▶ MATERIAL TO PROCESS
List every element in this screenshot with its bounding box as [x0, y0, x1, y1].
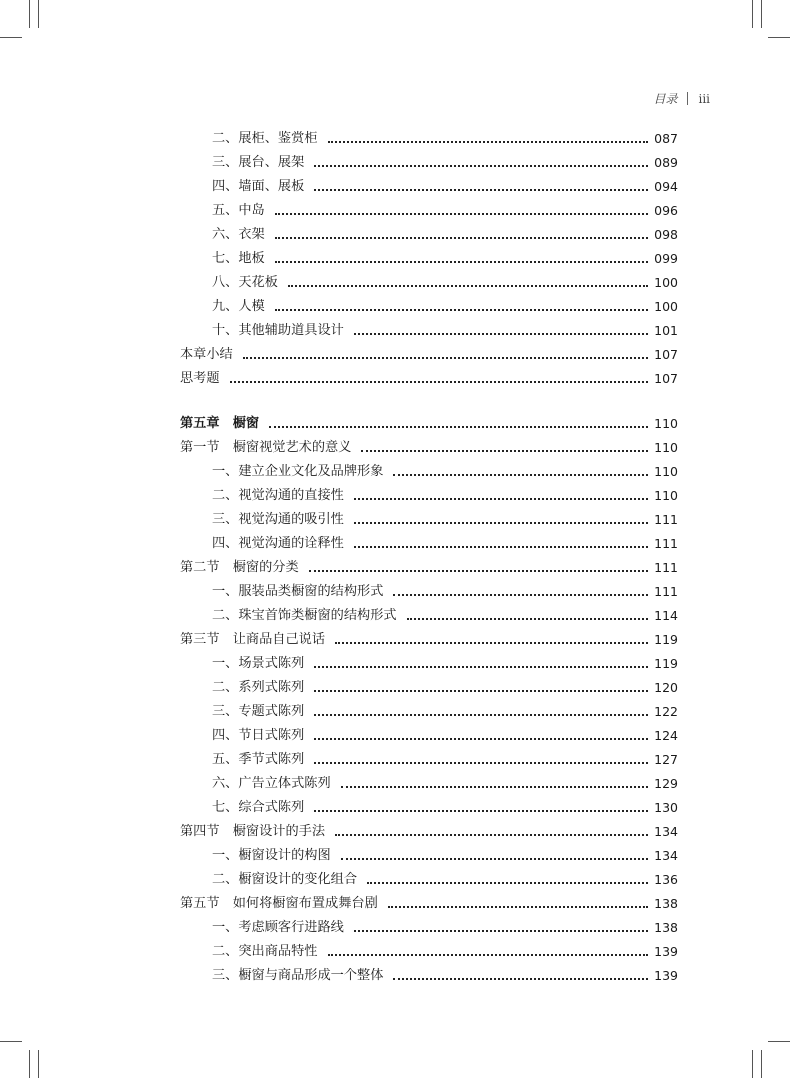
toc-entry-label: 二、展柜、鉴赏柜: [212, 131, 318, 146]
crop-mark-top-right-v2: [761, 0, 762, 28]
toc-entry-label: 三、展台、展架: [212, 155, 305, 170]
toc-entry-page-number: 107: [654, 347, 678, 362]
toc-entry-label: 第二节 橱窗的分类: [180, 560, 299, 575]
crop-mark-top-right-h: [768, 37, 790, 38]
dot-leader: [354, 929, 648, 932]
dot-leader: [354, 521, 648, 524]
toc-subsection-entry[interactable]: [180, 723, 678, 745]
toc-entry-label: 四、节日式陈列: [212, 728, 305, 743]
dot-leader: [314, 188, 648, 191]
toc-entry-label: 九、人模: [212, 299, 265, 314]
toc-subsection-entry[interactable]: [180, 459, 678, 481]
toc-entry-page-number: 111: [654, 584, 678, 599]
toc-section-entry[interactable]: [180, 435, 678, 457]
toc-entry-label: 三、专题式陈列: [212, 704, 305, 719]
toc-entry-page-number: 139: [654, 968, 678, 983]
toc-section-entry[interactable]: [180, 555, 678, 577]
dot-leader: [328, 140, 649, 143]
toc-entry-page-number: 134: [654, 824, 678, 839]
toc-entry-page-number: 129: [654, 776, 678, 791]
toc-entry-page-number: 119: [654, 656, 678, 671]
toc-entry-page-number: 110: [654, 416, 678, 431]
toc-subsection-entry[interactable]: [180, 531, 678, 553]
toc-entry-page-number: 111: [654, 512, 678, 527]
toc-entry-page-number: 098: [654, 227, 678, 242]
toc-entry-label: 一、场景式陈列: [212, 656, 305, 671]
toc-section-entry[interactable]: [180, 627, 678, 649]
toc-entry-page-number: 096: [654, 203, 678, 218]
toc-subsection-entry[interactable]: [180, 867, 678, 889]
dot-leader: [314, 809, 648, 812]
toc-subsection-entry[interactable]: [180, 603, 678, 625]
toc-section-entry[interactable]: [180, 819, 678, 841]
toc-entry-label: 三、橱窗与商品形成一个整体: [212, 968, 384, 983]
toc-entry-page-number: 138: [654, 896, 678, 911]
dot-leader: [309, 569, 648, 572]
toc-section-entry[interactable]: [180, 342, 678, 364]
dot-leader: [388, 905, 648, 908]
toc-entry-page-number: 089: [654, 155, 678, 170]
toc-subsection-entry[interactable]: [180, 963, 678, 985]
dot-leader: [314, 713, 648, 716]
toc-entry-page-number: 110: [654, 488, 678, 503]
toc-entry-page-number: 114: [654, 608, 678, 623]
toc-subsection-entry[interactable]: [180, 771, 678, 793]
toc-entry-label: 一、服装品类橱窗的结构形式: [212, 584, 384, 599]
toc-subsection-entry[interactable]: [180, 198, 678, 220]
toc-entry-page-number: 094: [654, 179, 678, 194]
toc-entry-label: 三、视觉沟通的吸引性: [212, 512, 344, 527]
toc-subsection-entry[interactable]: [180, 150, 678, 172]
toc-subsection-entry[interactable]: [180, 270, 678, 292]
toc-entry-page-number: 134: [654, 848, 678, 863]
toc-entry-page-number: 138: [654, 920, 678, 935]
running-header: [653, 90, 710, 107]
toc-subsection-entry[interactable]: [180, 843, 678, 865]
dot-leader: [335, 833, 648, 836]
toc-entry-page-number: 087: [654, 131, 678, 146]
toc-entry-label: 六、广告立体式陈列: [212, 776, 331, 791]
toc-chapter-entry[interactable]: [180, 411, 678, 433]
toc-entry-label: 二、珠宝首饰类橱窗的结构形式: [212, 608, 397, 623]
toc-entry-label: 四、墙面、展板: [212, 179, 305, 194]
toc-entry-label: 第三节 让商品自己说话: [180, 632, 326, 647]
crop-mark-bottom-left-v2: [38, 1050, 39, 1078]
toc-subsection-entry[interactable]: [180, 675, 678, 697]
header-page-number: iii: [698, 91, 710, 106]
toc-entry-label: 六、衣架: [212, 227, 265, 242]
crop-mark-top-right-v: [752, 0, 753, 28]
crop-mark-bottom-right-v: [752, 1050, 753, 1078]
toc-entry-page-number: 099: [654, 251, 678, 266]
toc-subsection-entry[interactable]: [180, 651, 678, 673]
crop-mark-top-left-h: [0, 37, 22, 38]
toc-entry-label: 二、突出商品特性: [212, 944, 318, 959]
toc-entry-page-number: 110: [654, 440, 678, 455]
dot-leader: [269, 425, 648, 428]
toc-entry-page-number: 100: [654, 275, 678, 290]
dot-leader: [314, 737, 648, 740]
toc-entry-page-number: 130: [654, 800, 678, 815]
toc-entry-label: 第五节 如何将橱窗布置成舞台剧: [180, 896, 378, 911]
toc-entry-label: 第五章 橱窗: [180, 416, 260, 431]
toc-entry-page-number: 127: [654, 752, 678, 767]
toc-entry-page-number: 107: [654, 371, 678, 386]
dot-leader: [243, 356, 648, 359]
toc-subsection-entry[interactable]: [180, 507, 678, 529]
dot-leader: [354, 545, 648, 548]
toc-entry-label: 本章小结: [180, 347, 233, 362]
toc-entry-label: 第一节 橱窗视觉艺术的意义: [180, 440, 352, 455]
crop-mark-bottom-left-v: [29, 1050, 30, 1078]
toc-entry-page-number: 139: [654, 944, 678, 959]
dot-leader: [354, 332, 648, 335]
dot-leader: [341, 785, 648, 788]
header-title: 目录: [653, 92, 678, 106]
toc-entry-label: 八、天花板: [212, 275, 278, 290]
toc-entry-label: 一、考虑顾客行进路线: [212, 920, 344, 935]
dot-leader: [361, 449, 648, 452]
toc-subsection-entry[interactable]: [180, 222, 678, 244]
toc-entry-page-number: 124: [654, 728, 678, 743]
dot-leader: [341, 857, 648, 860]
dot-leader: [393, 473, 648, 476]
toc-section-entry[interactable]: [180, 366, 678, 388]
dot-leader: [354, 497, 648, 500]
toc-subsection-entry[interactable]: [180, 747, 678, 769]
toc-entry-label: 五、中岛: [212, 203, 265, 218]
toc-entry-label: 十、其他辅助道具设计: [212, 323, 344, 338]
toc-subsection-entry[interactable]: [180, 699, 678, 721]
toc-subsection-entry[interactable]: [180, 915, 678, 937]
toc-subsection-entry[interactable]: [180, 579, 678, 601]
toc-entry-label: 一、橱窗设计的构图: [212, 848, 331, 863]
toc-entry-page-number: 111: [654, 536, 678, 551]
crop-mark-bottom-right-v2: [761, 1050, 762, 1078]
dot-leader: [407, 617, 649, 620]
toc-subsection-entry[interactable]: [180, 174, 678, 196]
toc-entry-label: 一、建立企业文化及品牌形象: [212, 464, 384, 479]
toc-entry-page-number: 100: [654, 299, 678, 314]
dot-leader: [314, 761, 648, 764]
toc-section-entry[interactable]: [180, 891, 678, 913]
toc-entry-label: 第四节 橱窗设计的手法: [180, 824, 326, 839]
toc-entry-page-number: 119: [654, 632, 678, 647]
dot-leader: [275, 308, 648, 311]
dot-leader: [288, 284, 648, 287]
toc-entry-label: 二、视觉沟通的直接性: [212, 488, 344, 503]
toc-subsection-entry[interactable]: [180, 939, 678, 961]
dot-leader: [275, 212, 648, 215]
crop-mark-top-left-v2: [38, 0, 39, 28]
dot-leader: [230, 380, 649, 383]
toc-entry-page-number: 136: [654, 872, 678, 887]
toc-entry-label: 二、橱窗设计的变化组合: [212, 872, 358, 887]
toc-subsection-entry[interactable]: [180, 294, 678, 316]
toc-entry-label: 七、综合式陈列: [212, 800, 305, 815]
toc-entry-page-number: 111: [654, 560, 678, 575]
crop-mark-bottom-right-h: [768, 1041, 790, 1042]
dot-leader: [335, 641, 648, 644]
dot-leader: [314, 164, 648, 167]
dot-leader: [314, 665, 648, 668]
dot-leader: [393, 593, 648, 596]
dot-leader: [393, 977, 648, 980]
toc-subsection-entry[interactable]: [180, 318, 678, 340]
dot-leader: [367, 881, 648, 884]
toc-entry-page-number: 110: [654, 464, 678, 479]
crop-mark-bottom-left-h: [0, 1041, 22, 1042]
toc-entry-label: 七、地板: [212, 251, 265, 266]
toc-entry-page-number: 122: [654, 704, 678, 719]
dot-leader: [275, 260, 648, 263]
toc-entry-label: 思考题: [180, 371, 220, 386]
crop-mark-top-left-v: [29, 0, 30, 28]
dot-leader: [314, 689, 648, 692]
toc-subsection-entry[interactable]: [180, 126, 678, 148]
toc-entry-page-number: 101: [654, 323, 678, 338]
dot-leader: [328, 953, 649, 956]
toc-entry-label: 五、季节式陈列: [212, 752, 305, 767]
header-separator: [687, 92, 688, 105]
toc-subsection-entry[interactable]: [180, 246, 678, 268]
toc-subsection-entry[interactable]: [180, 483, 678, 505]
toc-subsection-entry[interactable]: [180, 795, 678, 817]
toc-entry-label: 二、系列式陈列: [212, 680, 305, 695]
toc-entry-label: 四、视觉沟通的诠释性: [212, 536, 344, 551]
toc-entry-page-number: 120: [654, 680, 678, 695]
dot-leader: [275, 236, 648, 239]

▶ WRITTEN TASK
Can you write out the items between the line holding "toc-entry-label: 二、展柜、鉴赏柜: [212, 131, 318, 146]" and the line holding "dot-leader: [328, 140, 649, 143]", inclusive, exactly as they appear and with nothing else?

▶ TASK SOLUTION
toc-entry-label: 二、展柜、鉴赏柜: [212, 131, 318, 146]
crop-mark-top-right-v2: [761, 0, 762, 28]
toc-entry-label: 三、展台、展架: [212, 155, 305, 170]
toc-entry-page-number: 107: [654, 347, 678, 362]
toc-entry-label: 第二节 橱窗的分类: [180, 560, 299, 575]
crop-mark-top-right-h: [768, 37, 790, 38]
dot-leader: [354, 929, 648, 932]
dot-leader: [354, 521, 648, 524]
toc-subsection-entry[interactable]: [180, 723, 678, 745]
toc-entry-label: 四、节日式陈列: [212, 728, 305, 743]
dot-leader: [314, 188, 648, 191]
toc-entry-label: 九、人模: [212, 299, 265, 314]
toc-subsection-entry[interactable]: [180, 459, 678, 481]
toc-entry-page-number: 111: [654, 584, 678, 599]
toc-section-entry[interactable]: [180, 435, 678, 457]
toc-entry-label: 三、专题式陈列: [212, 704, 305, 719]
toc-entry-page-number: 139: [654, 968, 678, 983]
toc-section-entry[interactable]: [180, 555, 678, 577]
dot-leader: [328, 140, 649, 143]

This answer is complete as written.